_Short task_
Repeat every record below exactly, leaving out the pictures.

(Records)
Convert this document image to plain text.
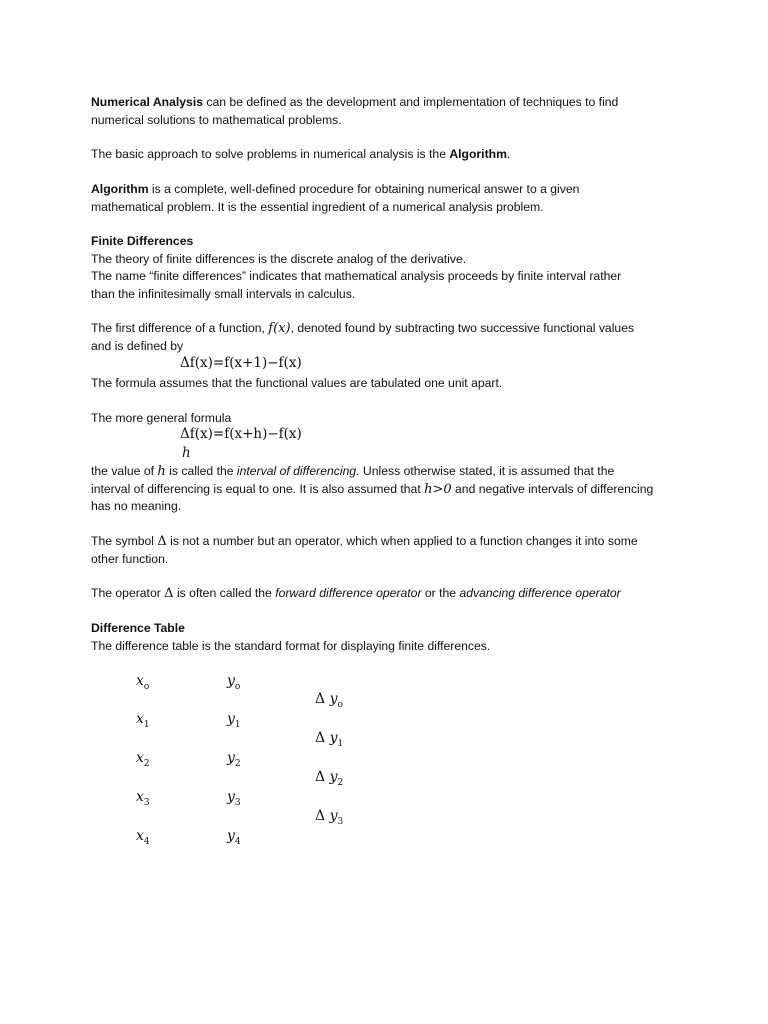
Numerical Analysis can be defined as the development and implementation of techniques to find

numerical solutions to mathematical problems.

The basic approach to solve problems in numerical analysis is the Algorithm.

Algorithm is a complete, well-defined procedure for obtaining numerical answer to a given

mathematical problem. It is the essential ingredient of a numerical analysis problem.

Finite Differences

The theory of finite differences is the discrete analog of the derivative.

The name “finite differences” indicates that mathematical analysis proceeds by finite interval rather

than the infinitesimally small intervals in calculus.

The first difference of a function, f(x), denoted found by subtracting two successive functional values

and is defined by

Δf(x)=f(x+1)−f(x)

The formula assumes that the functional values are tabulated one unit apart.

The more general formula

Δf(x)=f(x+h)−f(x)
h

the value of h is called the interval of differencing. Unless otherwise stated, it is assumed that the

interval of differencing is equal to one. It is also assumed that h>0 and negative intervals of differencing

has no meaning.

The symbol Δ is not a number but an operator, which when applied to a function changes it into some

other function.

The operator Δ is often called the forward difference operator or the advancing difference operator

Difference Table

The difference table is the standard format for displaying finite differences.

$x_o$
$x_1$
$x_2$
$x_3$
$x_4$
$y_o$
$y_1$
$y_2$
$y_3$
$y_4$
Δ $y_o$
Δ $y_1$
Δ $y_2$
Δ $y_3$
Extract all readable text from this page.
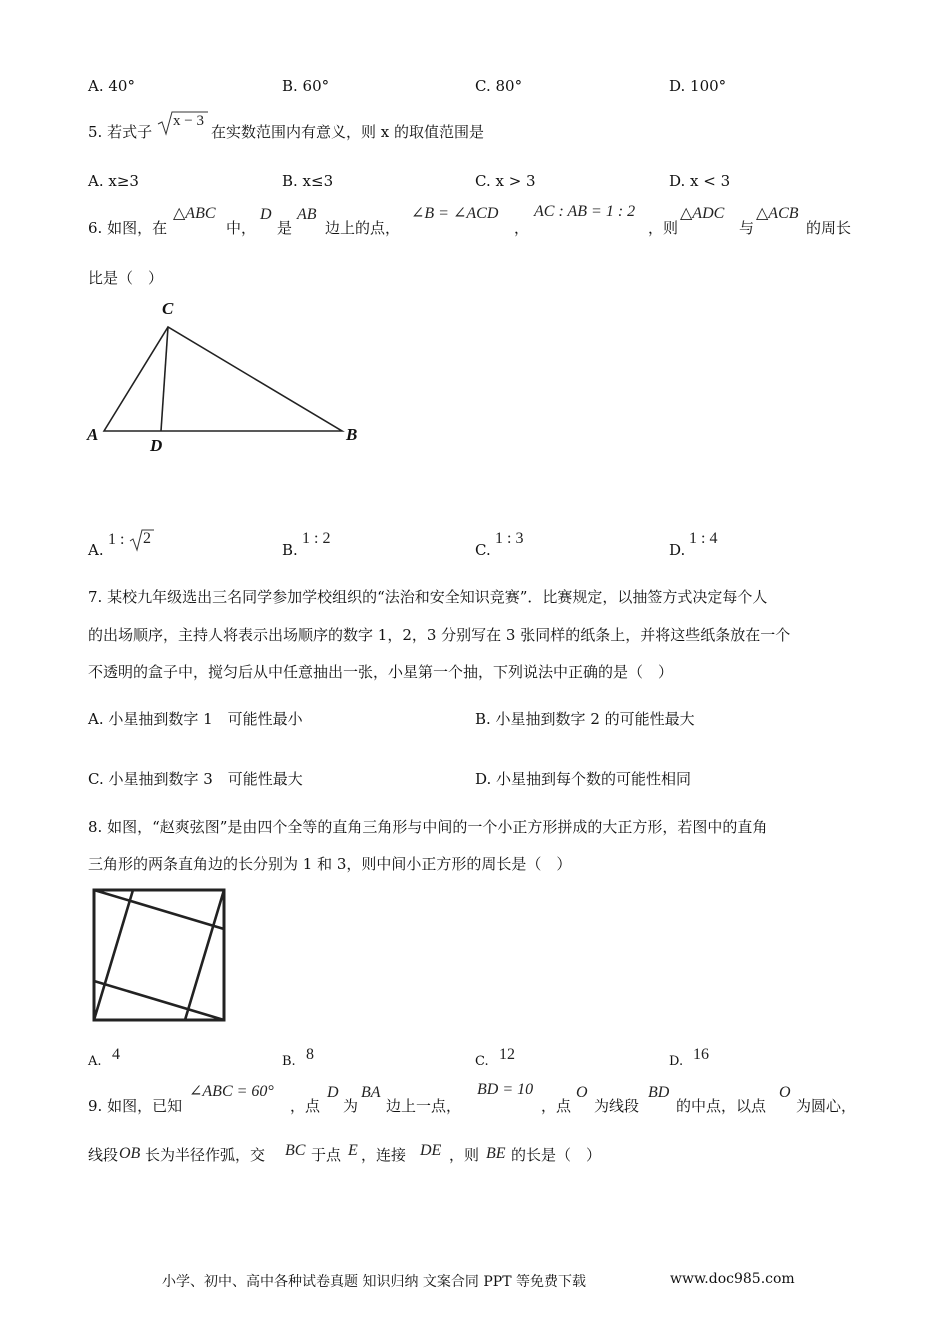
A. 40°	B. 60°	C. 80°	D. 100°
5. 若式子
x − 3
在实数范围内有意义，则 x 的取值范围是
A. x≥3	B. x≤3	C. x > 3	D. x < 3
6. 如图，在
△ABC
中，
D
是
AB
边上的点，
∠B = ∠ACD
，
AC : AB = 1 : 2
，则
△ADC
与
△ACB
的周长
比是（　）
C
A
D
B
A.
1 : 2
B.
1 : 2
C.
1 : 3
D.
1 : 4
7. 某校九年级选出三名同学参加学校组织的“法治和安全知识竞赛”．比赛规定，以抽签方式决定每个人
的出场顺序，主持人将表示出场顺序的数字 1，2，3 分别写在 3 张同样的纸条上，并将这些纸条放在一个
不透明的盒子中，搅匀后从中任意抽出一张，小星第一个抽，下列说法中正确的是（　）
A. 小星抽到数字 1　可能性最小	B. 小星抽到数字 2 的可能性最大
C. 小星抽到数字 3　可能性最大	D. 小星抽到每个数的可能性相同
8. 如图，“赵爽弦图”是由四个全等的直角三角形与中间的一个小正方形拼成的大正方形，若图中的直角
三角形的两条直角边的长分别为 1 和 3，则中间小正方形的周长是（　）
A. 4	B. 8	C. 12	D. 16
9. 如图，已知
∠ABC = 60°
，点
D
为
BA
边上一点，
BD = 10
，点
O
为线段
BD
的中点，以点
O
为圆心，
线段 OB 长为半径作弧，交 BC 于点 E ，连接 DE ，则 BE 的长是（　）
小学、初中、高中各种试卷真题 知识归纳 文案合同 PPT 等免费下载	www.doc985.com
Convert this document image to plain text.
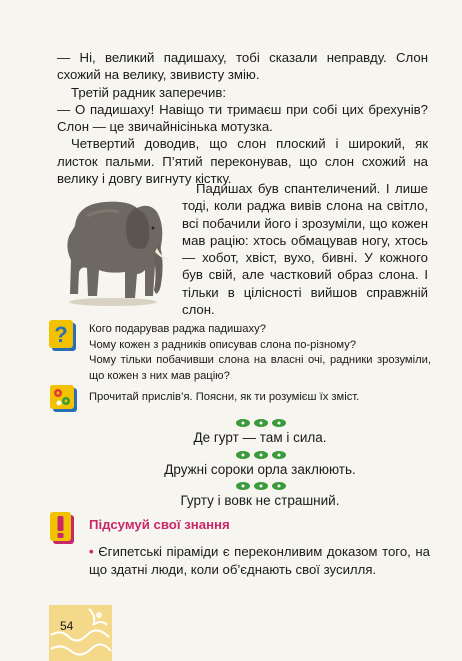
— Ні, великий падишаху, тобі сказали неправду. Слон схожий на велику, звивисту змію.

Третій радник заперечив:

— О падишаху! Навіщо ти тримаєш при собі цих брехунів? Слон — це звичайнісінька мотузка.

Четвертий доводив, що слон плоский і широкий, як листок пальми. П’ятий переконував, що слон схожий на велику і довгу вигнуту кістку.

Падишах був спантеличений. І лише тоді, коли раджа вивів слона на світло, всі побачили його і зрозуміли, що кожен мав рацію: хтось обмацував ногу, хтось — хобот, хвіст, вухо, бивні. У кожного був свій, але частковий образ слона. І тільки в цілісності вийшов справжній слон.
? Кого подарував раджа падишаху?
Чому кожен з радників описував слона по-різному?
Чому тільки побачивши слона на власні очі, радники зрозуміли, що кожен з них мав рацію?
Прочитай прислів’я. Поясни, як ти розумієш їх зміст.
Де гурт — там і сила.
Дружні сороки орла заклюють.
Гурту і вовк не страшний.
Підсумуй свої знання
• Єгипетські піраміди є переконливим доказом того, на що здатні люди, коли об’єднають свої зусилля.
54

_Full response_
Convert this document image to plain text.
Numerical Analysis can be defined as the development and implementation of techniques to find

numerical solutions to mathematical problems.

The basic approach to solve problems in numerical analysis is the Algorithm.

Algorithm is a complete, well-defined procedure for obtaining numerical answer to a given

mathematical problem. It is the essential ingredient of a numerical analysis problem.

Finite Differences

The theory of finite differences is the discrete analog of the derivative.

The name “finite differences” indicates that mathematical analysis proceeds by finite interval rather

than the infinitesimally small intervals in calculus.

The first difference of a function, f(x), denoted found by subtracting two successive functional values

and is defined by

Δf(x)=f(x+1)−f(x)

The formula assumes that the functional values are tabulated one unit apart.

The more general formula

Δf(x)=f(x+h)−f(x)
h

the value of h is called the interval of differencing. Unless otherwise stated, it is assumed that the

interval of differencing is equal to one. It is also assumed that h>0 and negative intervals of differencing

has no meaning.

The symbol Δ is not a number but an operator, which when applied to a function changes it into some

other function.

The operator Δ is often called the forward difference operator or the advancing difference operator

Difference Table

The difference table is the standard format for displaying finite differences.

$x_o$
$x_1$
$x_2$
$x_3$
$x_4$
$y_o$
$y_1$
$y_2$
$y_3$
$y_4$
Δ $y_o$
Δ $y_1$
Δ $y_2$
Δ $y_3$
Extract all readable text from this page.
A. 40°	B. 60°	C. 80°	D. 100°
5. 若式子
x − 3
在实数范围内有意义，则 x 的取值范围是
A. x≥3	B. x≤3	C. x > 3	D. x < 3
6. 如图，在
△ABC
中，
D
是
AB
边上的点，
∠B = ∠ACD
，
AC : AB = 1 : 2
，则
△ADC
与
△ACB
的周长
比是（　）
C
A
D
B
A.
1 : 2
B.
1 : 2
C.
1 : 3
D.
1 : 4
7. 某校九年级选出三名同学参加学校组织的“法治和安全知识竞赛”．比赛规定，以抽签方式决定每个人
的出场顺序，主持人将表示出场顺序的数字 1，2，3 分别写在 3 张同样的纸条上，并将这些纸条放在一个
不透明的盒子中，搅匀后从中任意抽出一张，小星第一个抽，下列说法中正确的是（　）
A. 小星抽到数字 1　可能性最小	B. 小星抽到数字 2 的可能性最大
C. 小星抽到数字 3　可能性最大	D. 小星抽到每个数的可能性相同
8. 如图，“赵爽弦图”是由四个全等的直角三角形与中间的一个小正方形拼成的大正方形，若图中的直角
三角形的两条直角边的长分别为 1 和 3，则中间小正方形的周长是（　）
A. 4	B. 8	C. 12	D. 16
9. 如图，已知
∠ABC = 60°
，点
D
为
BA
边上一点，
BD = 10
，点
O
为线段
BD
的中点，以点
O
为圆心，
线段 OB 长为半径作弧，交 BC 于点 E ，连接 DE ，则 BE 的长是（　）
小学、初中、高中各种试卷真题 知识归纳 文案合同 PPT 等免费下载	www.doc985.com
Convert this document image to plain text.
— Ні, великий падишаху, тобі сказали неправду. Слон схожий на велику, звивисту змію.

Третій радник заперечив:

— О падишаху! Навіщо ти тримаєш при собі цих брехунів? Слон — це звичайнісінька мотузка.

Четвертий доводив, що слон плоский і широкий, як листок пальми. П’ятий переконував, що слон схожий на велику і довгу вигнуту кістку.

Падишах був спантеличений. І лише тоді, коли раджа вивів слона на світло, всі побачили його і зрозуміли, що кожен мав рацію: хтось обмацував ногу, хтось — хобот, хвіст, вухо, бивні. У кожного був свій, але частковий образ слона. І тільки в цілісності вийшов справжній слон.
? Кого подарував раджа падишаху?
Чому кожен з радників описував слона по-різному?
Чому тільки побачивши слона на власні очі, радники зрозуміли, що кожен з них мав рацію?
Прочитай прислів’я. Поясни, як ти розумієш їх зміст.
Де гурт — там і сила.
Дружні сороки орла заклюють.
Гурту і вовк не страшний.
Підсумуй свої знання
• Єгипетські піраміди є переконливим доказом того, на що здатні люди, коли об’єднають свої зусилля.
54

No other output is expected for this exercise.